◆ **INPUT**:
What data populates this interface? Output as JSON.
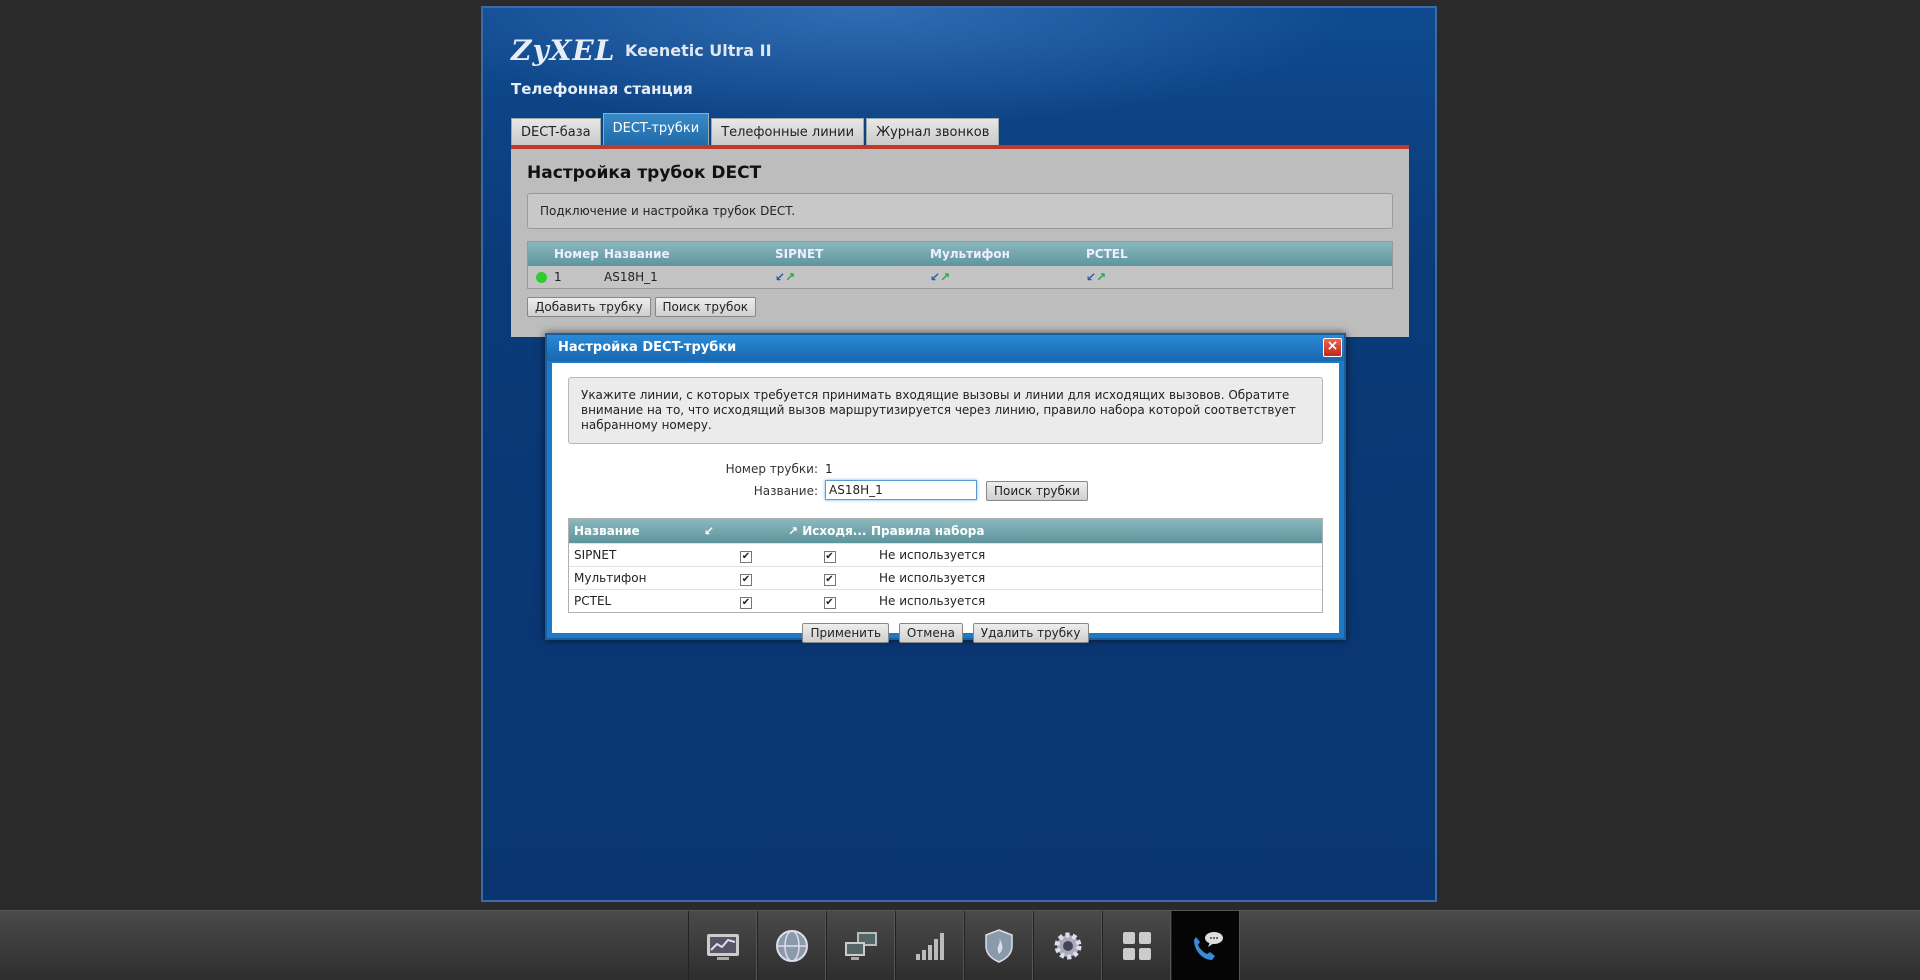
{
  "header": {
    "logo": "ZyXEL",
    "model": "Keenetic Ultra II",
    "section_title": "Телефонная станция"
  },
  "tabs": [
    {
      "label": "DECT-база",
      "active": false
    },
    {
      "label": "DECT-трубки",
      "active": true
    },
    {
      "label": "Телефонные линии",
      "active": false
    },
    {
      "label": "Журнал звонков",
      "active": false
    }
  ],
  "panel": {
    "title": "Настройка трубок DECT",
    "description": "Подключение и настройка трубок DECT.",
    "columns": [
      "Номер",
      "Название",
      "SIPNET",
      "Мультифон",
      "PCTEL"
    ],
    "rows": [
      {
        "status": "online",
        "number": "1",
        "name": "AS18H_1"
      }
    ],
    "add_button": "Добавить трубку",
    "search_button": "Поиск трубок"
  },
  "modal": {
    "title": "Настройка DECT-трубки",
    "info": "Укажите линии, с которых требуется принимать входящие вызовы и линии для исходящих вызовов. Обратите внимание на то, что исходящий вызов маршрутизируется через линию, правило набора которой соответствует набранному номеру.",
    "handset_number_label": "Номер трубки:",
    "handset_number": "1",
    "name_label": "Название:",
    "name_value": "AS18H_1",
    "search_button": "Поиск трубки",
    "columns": {
      "name": "Название",
      "incoming": "Входящие",
      "outgoing": "Исходя...",
      "dial_rules": "Правила набора"
    },
    "lines": [
      {
        "name": "SIPNET",
        "incoming": true,
        "outgoing": true,
        "dial_rule": "Не используется"
      },
      {
        "name": "Мультифон",
        "incoming": true,
        "outgoing": true,
        "dial_rule": "Не используется"
      },
      {
        "name": "PCTEL",
        "incoming": true,
        "outgoing": true,
        "dial_rule": "Не используется"
      }
    ],
    "apply_button": "Применить",
    "cancel_button": "Отмена",
    "delete_button": "Удалить трубку",
    "close_glyph": "×"
  },
  "taskbar": [
    {
      "icon": "monitor-chart-icon",
      "active": false
    },
    {
      "icon": "globe-icon",
      "active": false
    },
    {
      "icon": "network-computers-icon",
      "active": false
    },
    {
      "icon": "signal-bars-icon",
      "active": false
    },
    {
      "icon": "shield-icon",
      "active": false
    },
    {
      "icon": "gear-icon",
      "active": false
    },
    {
      "icon": "apps-grid-icon",
      "active": false
    },
    {
      "icon": "phone-chat-icon",
      "active": true
    }
  ],
  "colors": {
    "accent": "#1c7ac8",
    "tab_active": "#2a7ab8",
    "alert_red": "#c0392b",
    "status_online": "#2ecc2e"
  }
}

◆ **WHAT IS REQUIRED**: Copy every line in the entries above that has the string "DECT" in it.

◆ **COMPLETE OUTPUT**:
      "label": "DECT-база",
      "label": "DECT-трубки",
    "title": "Настройка трубок DECT",
    "description": "Подключение и настройка трубок DECT.",
    "title": "Настройка DECT-трубки",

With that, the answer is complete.